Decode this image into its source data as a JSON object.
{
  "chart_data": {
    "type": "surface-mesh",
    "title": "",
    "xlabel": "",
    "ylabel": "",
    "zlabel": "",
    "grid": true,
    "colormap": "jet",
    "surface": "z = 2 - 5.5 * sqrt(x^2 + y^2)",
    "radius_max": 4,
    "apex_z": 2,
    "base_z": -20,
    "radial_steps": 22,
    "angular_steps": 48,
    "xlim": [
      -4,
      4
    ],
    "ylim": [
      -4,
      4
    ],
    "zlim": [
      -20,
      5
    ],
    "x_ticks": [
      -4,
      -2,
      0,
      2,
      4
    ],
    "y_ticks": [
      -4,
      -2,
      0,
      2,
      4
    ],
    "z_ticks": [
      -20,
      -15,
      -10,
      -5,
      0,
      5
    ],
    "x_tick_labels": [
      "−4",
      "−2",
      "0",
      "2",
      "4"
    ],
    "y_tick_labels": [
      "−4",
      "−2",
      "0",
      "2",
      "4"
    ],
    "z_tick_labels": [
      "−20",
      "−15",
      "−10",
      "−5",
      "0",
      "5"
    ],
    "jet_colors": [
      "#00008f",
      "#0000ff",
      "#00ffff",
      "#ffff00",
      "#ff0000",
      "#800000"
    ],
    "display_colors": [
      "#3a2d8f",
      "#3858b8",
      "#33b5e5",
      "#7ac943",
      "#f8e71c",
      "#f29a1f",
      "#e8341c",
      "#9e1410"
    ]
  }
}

======

Every entry needs to be retyped exactly.

RESPONSE TO THIS EXERCISE —
Decode this image into its source data as a JSON object.
{
  "chart_data": {
    "type": "surface-mesh",
    "title": "",
    "xlabel": "",
    "ylabel": "",
    "zlabel": "",
    "grid": true,
    "colormap": "jet",
    "surface": "z = 2 - 5.5 * sqrt(x^2 + y^2)",
    "radius_max": 4,
    "apex_z": 2,
    "base_z": -20,
    "radial_steps": 22,
    "angular_steps": 48,
    "xlim": [
      -4,
      4
    ],
    "ylim": [
      -4,
      4
    ],
    "zlim": [
      -20,
      5
    ],
    "x_ticks": [
      -4,
      -2,
      0,
      2,
      4
    ],
    "y_ticks": [
      -4,
      -2,
      0,
      2,
      4
    ],
    "z_ticks": [
      -20,
      -15,
      -10,
      -5,
      0,
      5
    ],
    "x_tick_labels": [
      "−4",
      "−2",
      "0",
      "2",
      "4"
    ],
    "y_tick_labels": [
      "−4",
      "−2",
      "0",
      "2",
      "4"
    ],
    "z_tick_labels": [
      "−20",
      "−15",
      "−10",
      "−5",
      "0",
      "5"
    ],
    "jet_colors": [
      "#00008f",
      "#0000ff",
      "#00ffff",
      "#ffff00",
      "#ff0000",
      "#800000"
    ],
    "display_colors": [
      "#3a2d8f",
      "#3858b8",
      "#33b5e5",
      "#7ac943",
      "#f8e71c",
      "#f29a1f",
      "#e8341c",
      "#9e1410"
    ]
  }
}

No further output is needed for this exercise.